:: Instructions to follow ::
Take every line that has the string "Ambient" and copy it out.

------------------------------------------------------------------------

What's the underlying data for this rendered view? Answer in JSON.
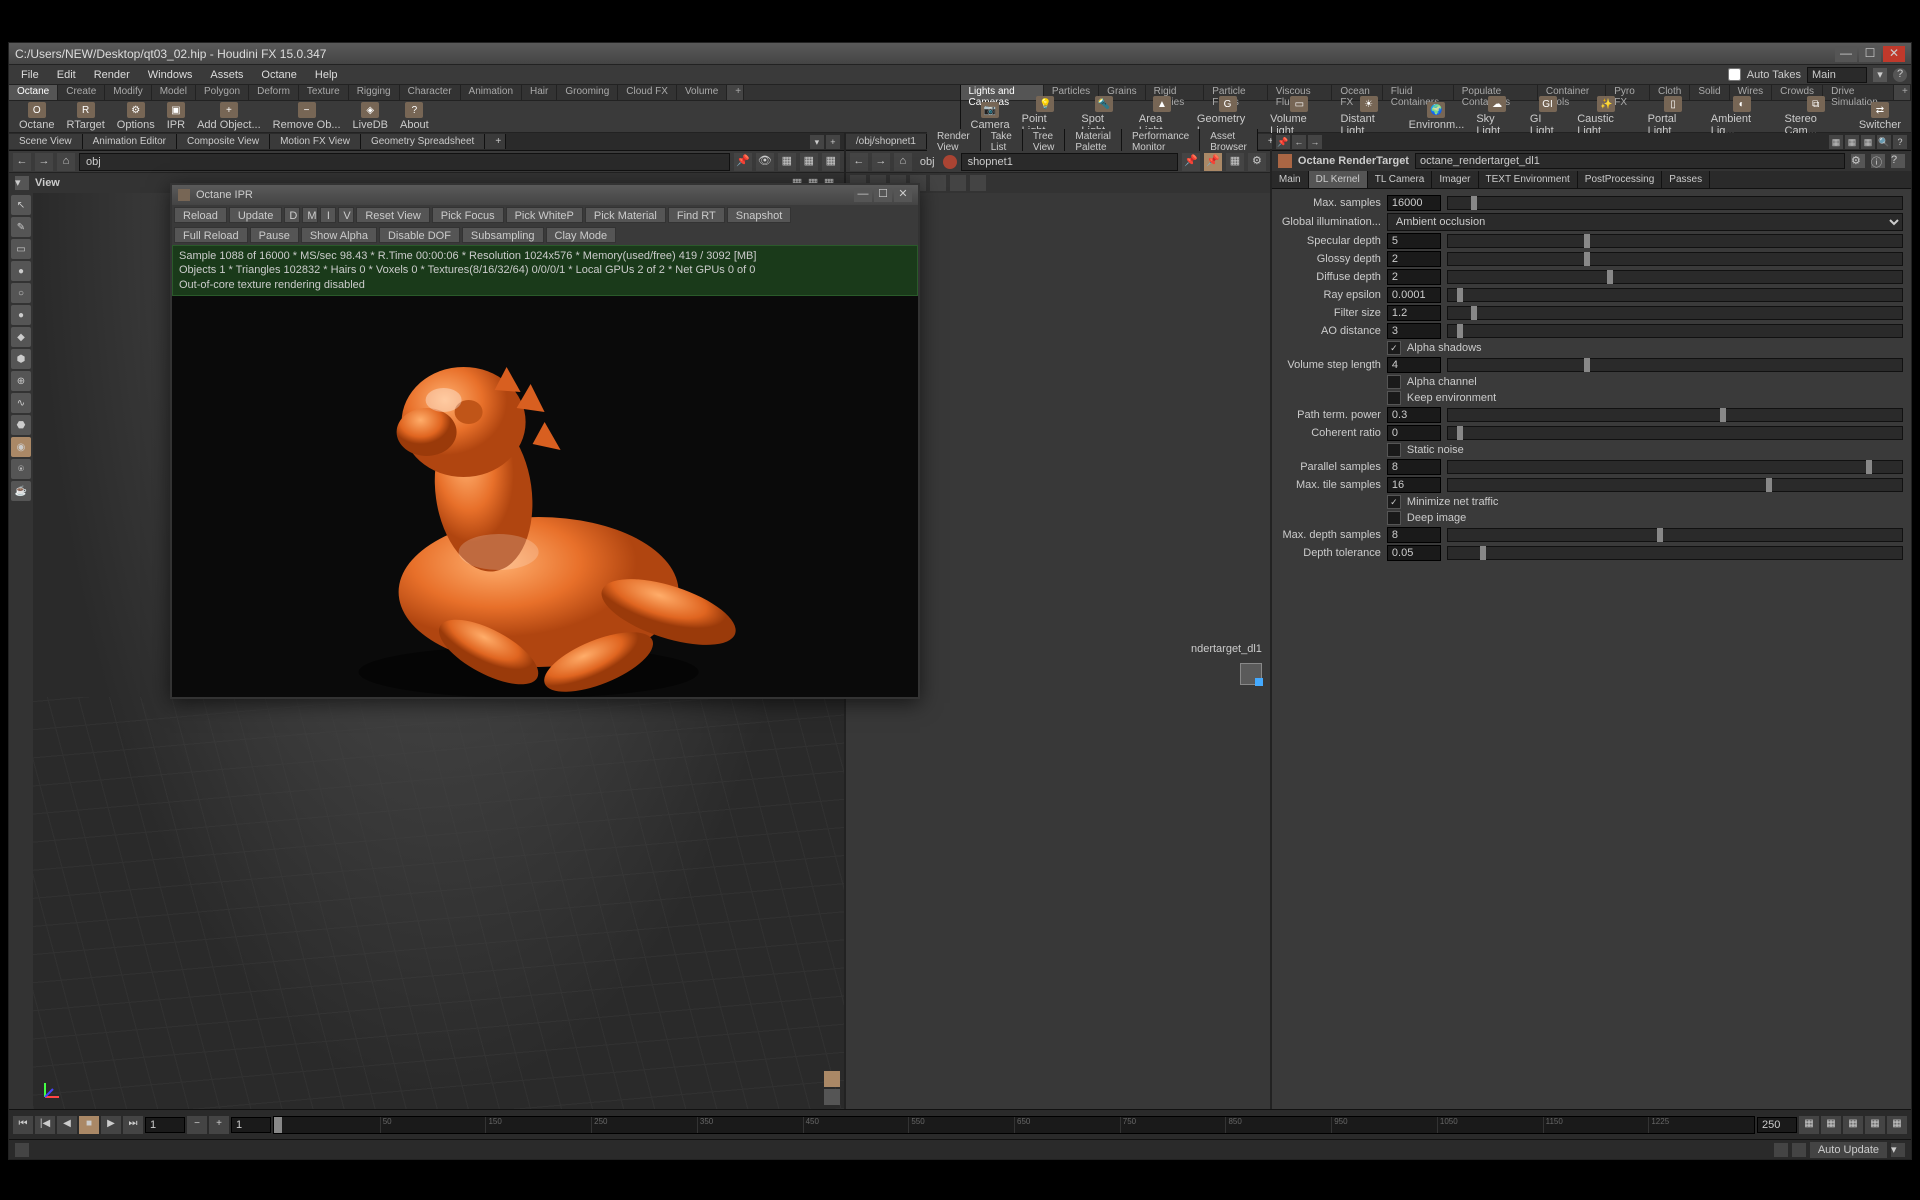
{
  "window": {
    "title": "C:/Users/NEW/Desktop/qt03_02.hip - Houdini FX 15.0.347"
  },
  "menubar": {
    "items": [
      "File",
      "Edit",
      "Render",
      "Windows",
      "Assets",
      "Octane",
      "Help"
    ],
    "auto_takes": "Auto Takes",
    "main": "Main"
  },
  "shelves": {
    "left_tabs": [
      "Octane",
      "Create",
      "Modify",
      "Model",
      "Polygon",
      "Deform",
      "Texture",
      "Rigging",
      "Character",
      "Animation",
      "Hair",
      "Grooming",
      "Cloud FX",
      "Volume"
    ],
    "right_tabs": [
      "Lights and Cameras",
      "Particles",
      "Grains",
      "Rigid Bodies",
      "Particle Fluids",
      "Viscous Fluids",
      "Ocean FX",
      "Fluid Containers",
      "Populate Containers",
      "Container Tools",
      "Pyro FX",
      "Cloth",
      "Solid",
      "Wires",
      "Crowds",
      "Drive Simulation"
    ],
    "left_items": [
      {
        "ico": "O",
        "label": "Octane"
      },
      {
        "ico": "R",
        "label": "RTarget"
      },
      {
        "ico": "⚙",
        "label": "Options"
      },
      {
        "ico": "▣",
        "label": "IPR"
      },
      {
        "ico": "+",
        "label": "Add Object..."
      },
      {
        "ico": "−",
        "label": "Remove Ob..."
      },
      {
        "ico": "◈",
        "label": "LiveDB"
      },
      {
        "ico": "?",
        "label": "About"
      }
    ],
    "right_items": [
      {
        "ico": "📷",
        "label": "Camera"
      },
      {
        "ico": "💡",
        "label": "Point Light"
      },
      {
        "ico": "🔦",
        "label": "Spot Light"
      },
      {
        "ico": "▲",
        "label": "Area Light"
      },
      {
        "ico": "G",
        "label": "Geometry L..."
      },
      {
        "ico": "▭",
        "label": "Volume Light"
      },
      {
        "ico": "☀",
        "label": "Distant Light"
      },
      {
        "ico": "🌍",
        "label": "Environm..."
      },
      {
        "ico": "☁",
        "label": "Sky Light"
      },
      {
        "ico": "GI",
        "label": "GI Light"
      },
      {
        "ico": "✨",
        "label": "Caustic Light"
      },
      {
        "ico": "▯",
        "label": "Portal Light"
      },
      {
        "ico": "◐",
        "label": "Ambient Lig..."
      },
      {
        "ico": "⧉",
        "label": "Stereo Cam..."
      },
      {
        "ico": "⇄",
        "label": "Switcher"
      }
    ]
  },
  "left_pane": {
    "tabs": [
      "Scene View",
      "Animation Editor",
      "Composite View",
      "Motion FX View",
      "Geometry Spreadsheet"
    ],
    "path": "obj",
    "view_label": "View",
    "side_tools": [
      "↖",
      "✎",
      "▭",
      "●",
      "○",
      "●",
      "◆",
      "⬢",
      "⊕",
      "∿",
      "⬣",
      "◉",
      "⍟",
      "☕"
    ]
  },
  "mid_pane": {
    "tabs": [
      "/obj/shopnet1",
      "Render View",
      "Take List",
      "Tree View",
      "Material Palette",
      "Performance Monitor",
      "Asset Browser"
    ],
    "path_prefix": "obj",
    "path": "shopnet1",
    "node_label": "ndertarget_dl1"
  },
  "params": {
    "node_type": "Octane RenderTarget",
    "node_name": "octane_rendertarget_dl1",
    "tabs": [
      "Main",
      "DL Kernel",
      "TL Camera",
      "Imager",
      "TEXT Environment",
      "PostProcessing",
      "Passes"
    ],
    "active_tab": 1,
    "rows": {
      "max_samples": {
        "label": "Max. samples",
        "value": "16000",
        "pos": 5
      },
      "gi": {
        "label": "Global illumination...",
        "value": "Ambient occlusion"
      },
      "specular": {
        "label": "Specular depth",
        "value": "5",
        "pos": 30
      },
      "glossy": {
        "label": "Glossy depth",
        "value": "2",
        "pos": 30
      },
      "diffuse": {
        "label": "Diffuse depth",
        "value": "2",
        "pos": 35
      },
      "ray_eps": {
        "label": "Ray epsilon",
        "value": "0.0001",
        "pos": 2
      },
      "filter": {
        "label": "Filter size",
        "value": "1.2",
        "pos": 5
      },
      "ao_dist": {
        "label": "AO distance",
        "value": "3",
        "pos": 2
      },
      "alpha_shadows": {
        "label": "Alpha shadows",
        "checked": true
      },
      "vol_step": {
        "label": "Volume step length",
        "value": "4",
        "pos": 30
      },
      "alpha_channel": {
        "label": "Alpha channel",
        "checked": false
      },
      "keep_env": {
        "label": "Keep environment",
        "checked": false
      },
      "path_term": {
        "label": "Path term. power",
        "value": "0.3",
        "pos": 60
      },
      "coherent": {
        "label": "Coherent ratio",
        "value": "0",
        "pos": 2
      },
      "static_noise": {
        "label": "Static noise",
        "checked": false
      },
      "parallel": {
        "label": "Parallel samples",
        "value": "8",
        "pos": 92
      },
      "max_tile": {
        "label": "Max. tile samples",
        "value": "16",
        "pos": 70
      },
      "min_net": {
        "label": "Minimize net traffic",
        "checked": true
      },
      "deep_img": {
        "label": "Deep image",
        "checked": false
      },
      "max_depth": {
        "label": "Max. depth samples",
        "value": "8",
        "pos": 46
      },
      "depth_tol": {
        "label": "Depth tolerance",
        "value": "0.05",
        "pos": 7
      }
    }
  },
  "ipr": {
    "title": "Octane IPR",
    "buttons1": [
      "Reload",
      "Update"
    ],
    "toggles": [
      "D",
      "M",
      "I",
      "V"
    ],
    "buttons2": [
      "Reset View",
      "Pick Focus",
      "Pick WhiteP",
      "Pick Material",
      "Find RT",
      "Snapshot"
    ],
    "buttons3": [
      "Full Reload",
      "Pause",
      "Show Alpha",
      "Disable DOF",
      "Subsampling",
      "Clay Mode"
    ],
    "status_lines": [
      "Sample 1088 of 16000 * MS/sec 98.43 * R.Time 00:00:06 * Resolution 1024x576 * Memory(used/free) 419 / 3092 [MB]",
      "Objects 1 * Triangles 102832 * Hairs 0 * Voxels 0 * Textures(8/16/32/64) 0/0/0/1 * Local GPUs 2 of 2 * Net GPUs 0 of 0",
      "Out-of-core texture rendering disabled"
    ]
  },
  "timeline": {
    "start": "1",
    "end": "1",
    "current_end": "250",
    "ticks": [
      "1",
      "50",
      "150",
      "250",
      "350",
      "450",
      "550",
      "650",
      "750",
      "850",
      "950",
      "1050",
      "1150",
      "1225"
    ]
  },
  "statusbar": {
    "auto_update": "Auto Update"
  }
}
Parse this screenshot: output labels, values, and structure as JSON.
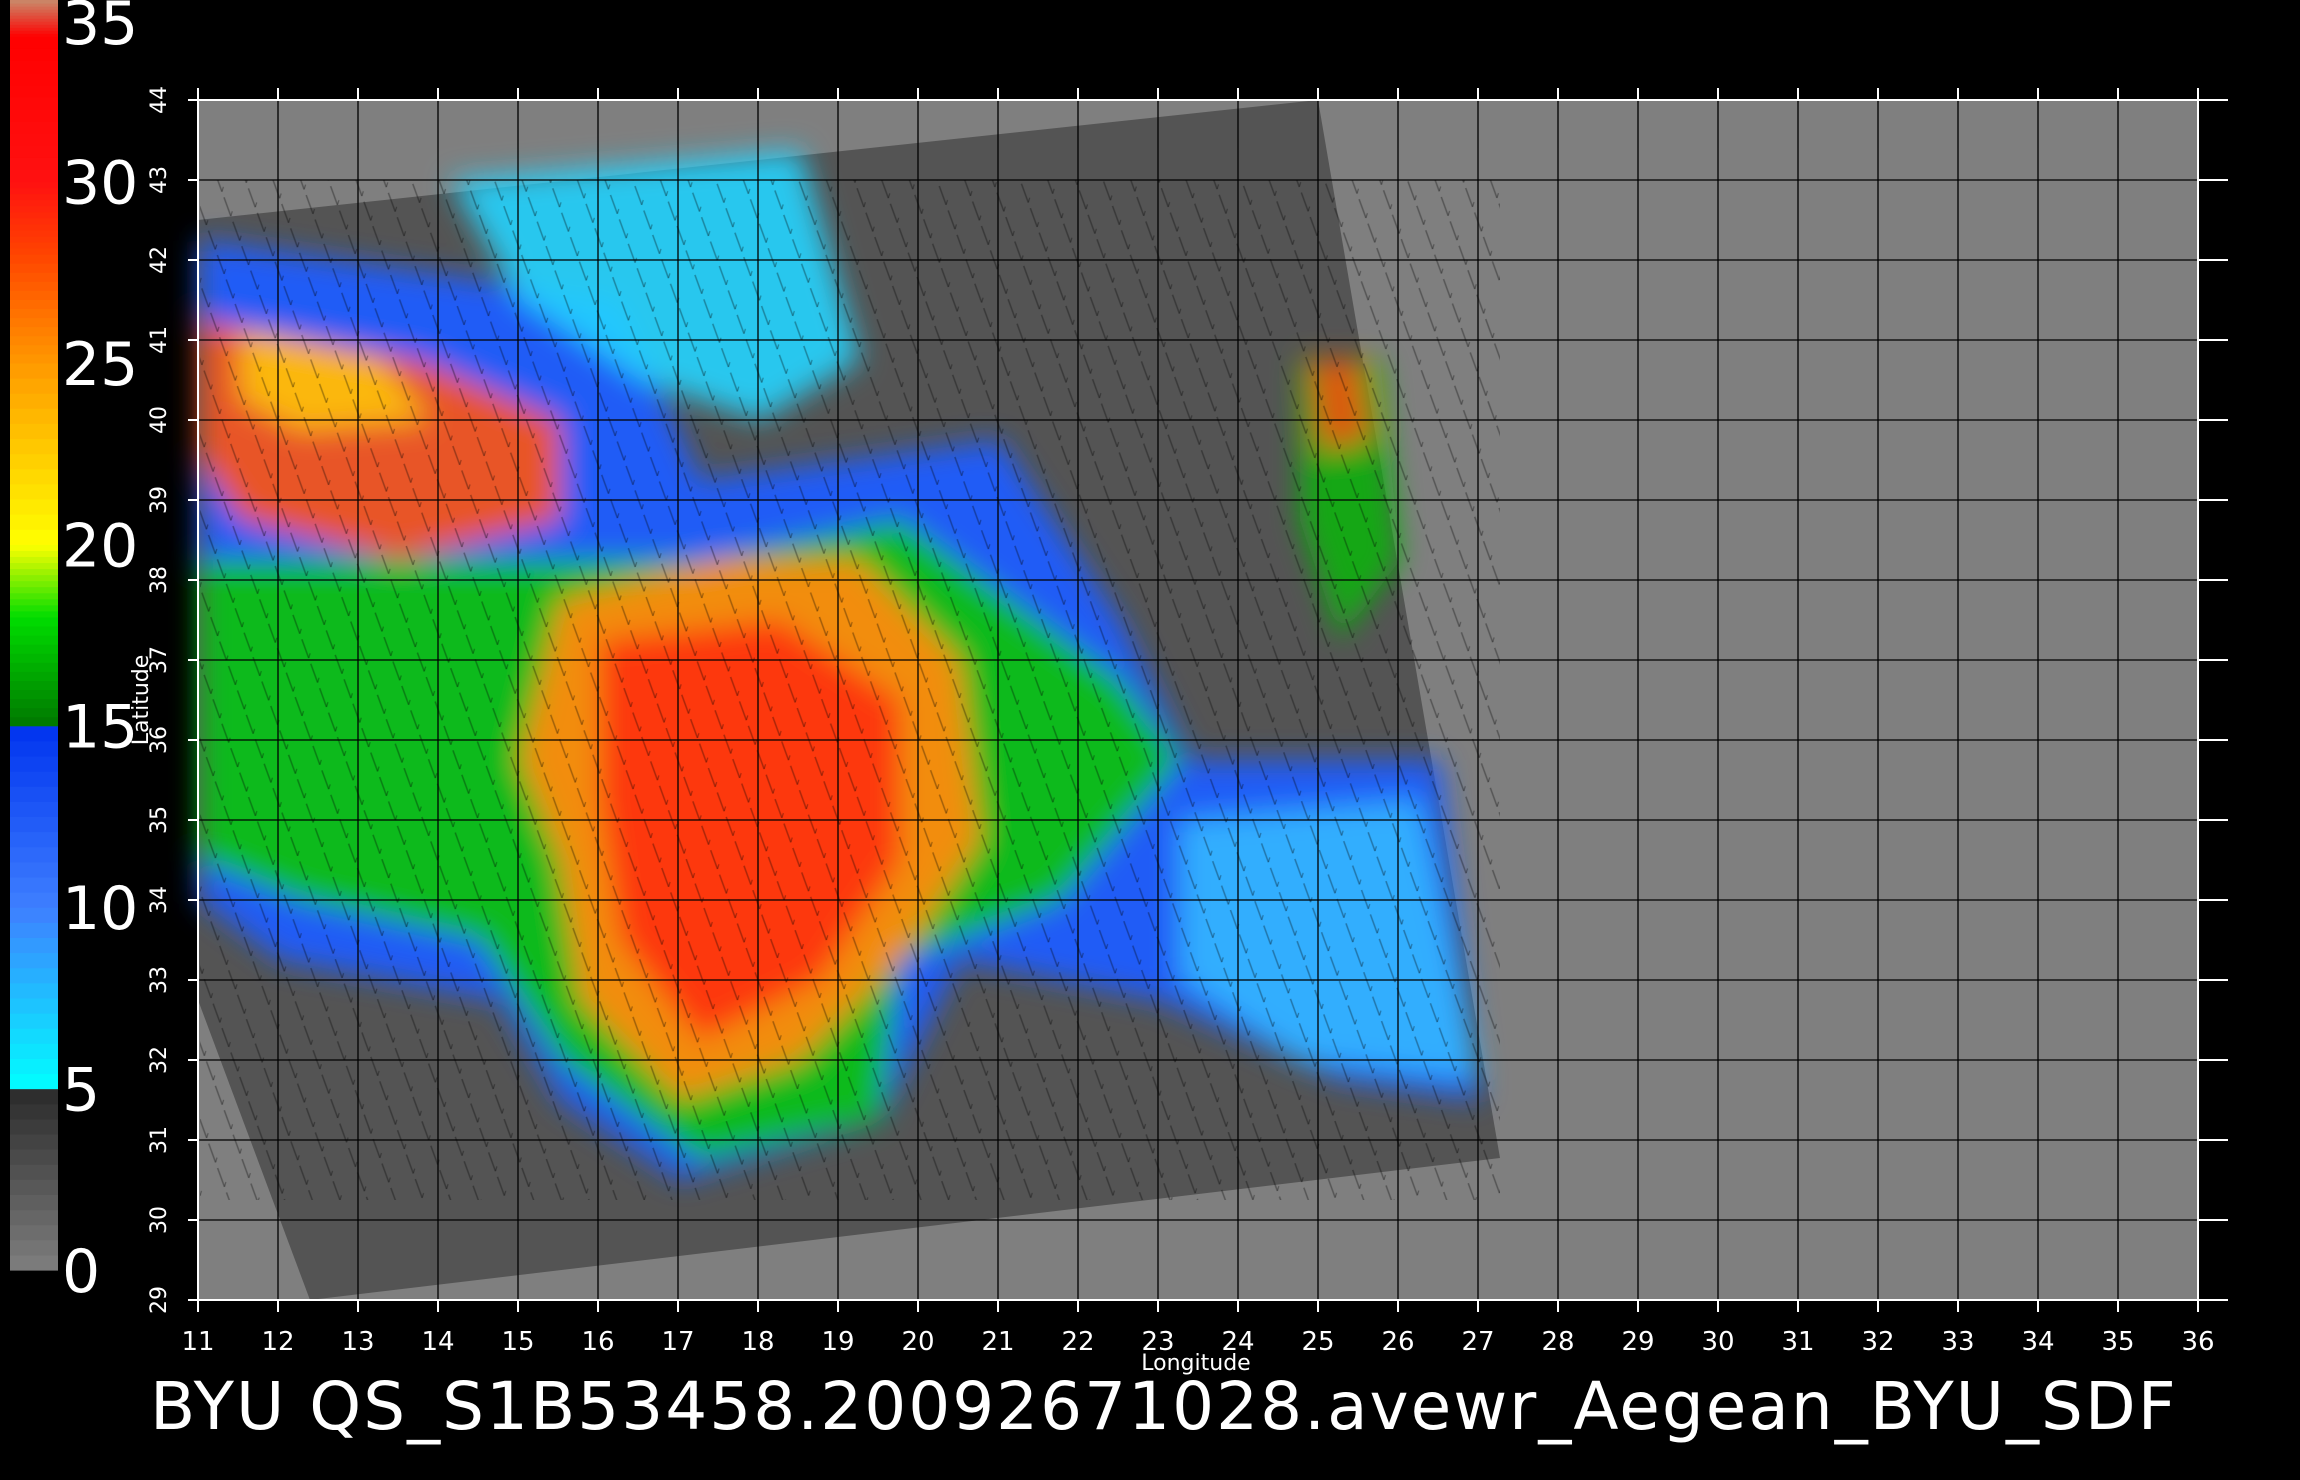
{
  "colorbar": {
    "labels": [
      "0",
      "5",
      "10",
      "15",
      "20",
      "25",
      "30",
      "35"
    ],
    "stops": [
      {
        "value": 0,
        "color": "#7f7f7f"
      },
      {
        "value": 5,
        "color": "#2a2a2a"
      },
      {
        "value": 5,
        "color": "#00ffff"
      },
      {
        "value": 10,
        "color": "#3f7fff"
      },
      {
        "value": 15,
        "color": "#0033ee"
      },
      {
        "value": 15,
        "color": "#007700"
      },
      {
        "value": 18,
        "color": "#00dd00"
      },
      {
        "value": 20,
        "color": "#ffff00"
      },
      {
        "value": 25,
        "color": "#ff9900"
      },
      {
        "value": 28,
        "color": "#ff4400"
      },
      {
        "value": 30,
        "color": "#ff1111"
      },
      {
        "value": 34,
        "color": "#ff0000"
      },
      {
        "value": 35,
        "color": "#c98a6a"
      }
    ]
  },
  "map": {
    "xlabel": "Longitude",
    "ylabel": "Latitude",
    "lon_range": [
      11,
      36
    ],
    "lat_range": [
      29,
      44
    ],
    "lon_ticks": [
      "11",
      "12",
      "13",
      "14",
      "15",
      "16",
      "17",
      "18",
      "19",
      "20",
      "21",
      "22",
      "23",
      "24",
      "25",
      "26",
      "27",
      "28",
      "29",
      "30",
      "31",
      "32",
      "33",
      "34",
      "35",
      "36"
    ],
    "lat_ticks": [
      "29",
      "30",
      "31",
      "32",
      "33",
      "34",
      "35",
      "36",
      "37",
      "38",
      "39",
      "40",
      "41",
      "42",
      "43",
      "44"
    ],
    "colors": {
      "background_gray": "#7f7f7f",
      "swath_dark": "#545454",
      "grid": "#000000"
    }
  },
  "caption": "BYU  QS_S1B53458.20092671028.avewr_Aegean_BYU_SDF"
}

------------------------------------------------------------------------

:: Final result ::
        "label": "Ambient Lig..."
        "value": "Ambient occlusion"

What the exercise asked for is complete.